Layout region records:

>>>

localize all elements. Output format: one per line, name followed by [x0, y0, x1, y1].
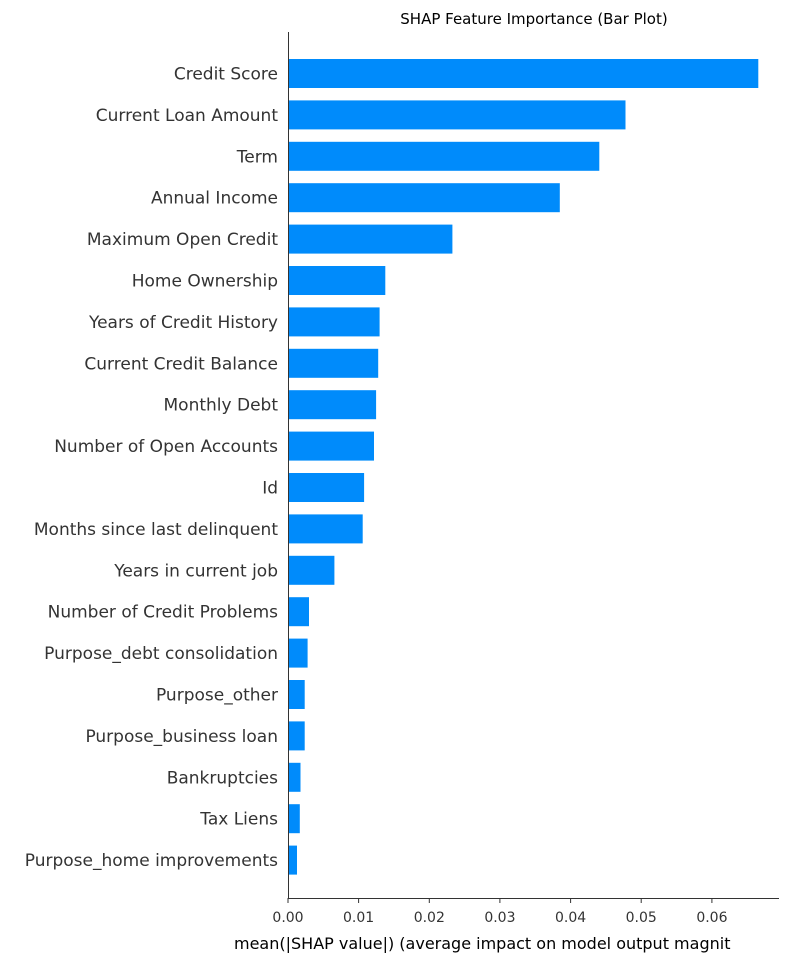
bar	[288, 597, 309, 627]
x-tick-label: 0.01	[343, 910, 374, 926]
category-label: Maximum Open Credit	[87, 230, 278, 250]
x-axis-label: mean(|SHAP value|) (average impact on mo…	[234, 934, 730, 953]
category-label: Home Ownership	[132, 272, 278, 292]
bar	[288, 141, 600, 171]
x-ticks: 0.00 0.01 0.02 0.03 0.04 0.05 0.06	[272, 898, 728, 926]
x-tick-label: 0.05	[626, 910, 657, 926]
bars-layer	[288, 59, 759, 875]
bar	[288, 183, 560, 213]
category-label: Purpose_debt consolidation	[44, 644, 278, 664]
bar	[288, 307, 380, 337]
category-labels: Credit Score Current Loan Amount Term Annua…	[25, 65, 279, 872]
bar	[288, 721, 305, 751]
category-label: Purpose_business loan	[85, 727, 278, 747]
category-label: Credit Score	[174, 65, 278, 85]
category-label: Number of Open Accounts	[54, 437, 278, 457]
x-tick-label: 0.04	[555, 910, 586, 926]
bar	[288, 266, 386, 295]
bar	[288, 845, 297, 875]
bar	[288, 59, 759, 88]
category-label: Purpose_other	[156, 686, 278, 706]
category-label: Years of Credit History	[88, 313, 278, 333]
chart-title: SHAP Feature Importance (Bar Plot)	[400, 10, 667, 28]
category-label: Years in current job	[113, 561, 278, 581]
category-label: Purpose_home improvements	[25, 851, 278, 871]
bar	[288, 555, 335, 585]
bar	[288, 514, 363, 544]
category-label: Current Credit Balance	[84, 354, 278, 374]
category-label: Tax Liens	[199, 810, 278, 830]
x-tick-label: 0.00	[272, 910, 303, 926]
category-label: Months since last delinquent	[34, 520, 278, 540]
bar	[288, 431, 374, 461]
bar	[288, 680, 305, 709]
category-label: Current Loan Amount	[96, 106, 279, 126]
x-tick-label: 0.02	[414, 910, 445, 926]
category-label: Term	[236, 147, 278, 167]
bar	[288, 224, 453, 254]
x-tick-label: 0.03	[484, 910, 515, 926]
bar	[288, 762, 301, 792]
bar	[288, 804, 300, 834]
category-label: Bankruptcies	[167, 768, 278, 788]
bar	[288, 638, 308, 668]
category-label: Monthly Debt	[164, 396, 279, 416]
category-label: Id	[262, 479, 278, 499]
bar	[288, 348, 379, 378]
x-tick-label: 0.06	[696, 910, 727, 926]
category-label: Number of Credit Problems	[48, 603, 279, 623]
category-label: Annual Income	[151, 189, 278, 209]
bar	[288, 473, 365, 502]
bar	[288, 100, 626, 130]
bar	[288, 390, 377, 420]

<<<

WORK REQUIRED: Repeat, unchanged, every line of the items from the line containing "597, 309, 627]" down through the line containing "266, 386, 295]", including both of those lines.

RESULT:
bar	[288, 597, 309, 627]
x-tick-label: 0.01	[343, 910, 374, 926]
category-label: Maximum Open Credit	[87, 230, 278, 250]
x-axis-label: mean(|SHAP value|) (average impact on mo…	[234, 934, 730, 953]
category-label: Home Ownership	[132, 272, 278, 292]
bar	[288, 141, 600, 171]
x-ticks: 0.00 0.01 0.02 0.03 0.04 0.05 0.06	[272, 898, 728, 926]
x-tick-label: 0.05	[626, 910, 657, 926]
bars-layer	[288, 59, 759, 875]
bar	[288, 183, 560, 213]
category-label: Purpose_debt consolidation	[44, 644, 278, 664]
bar	[288, 307, 380, 337]
category-labels: Credit Score Current Loan Amount Term Annua…	[25, 65, 279, 872]
bar	[288, 721, 305, 751]
category-label: Purpose_business loan	[85, 727, 278, 747]
category-label: Credit Score	[174, 65, 278, 85]
category-label: Number of Open Accounts	[54, 437, 278, 457]
x-tick-label: 0.04	[555, 910, 586, 926]
bar	[288, 266, 386, 295]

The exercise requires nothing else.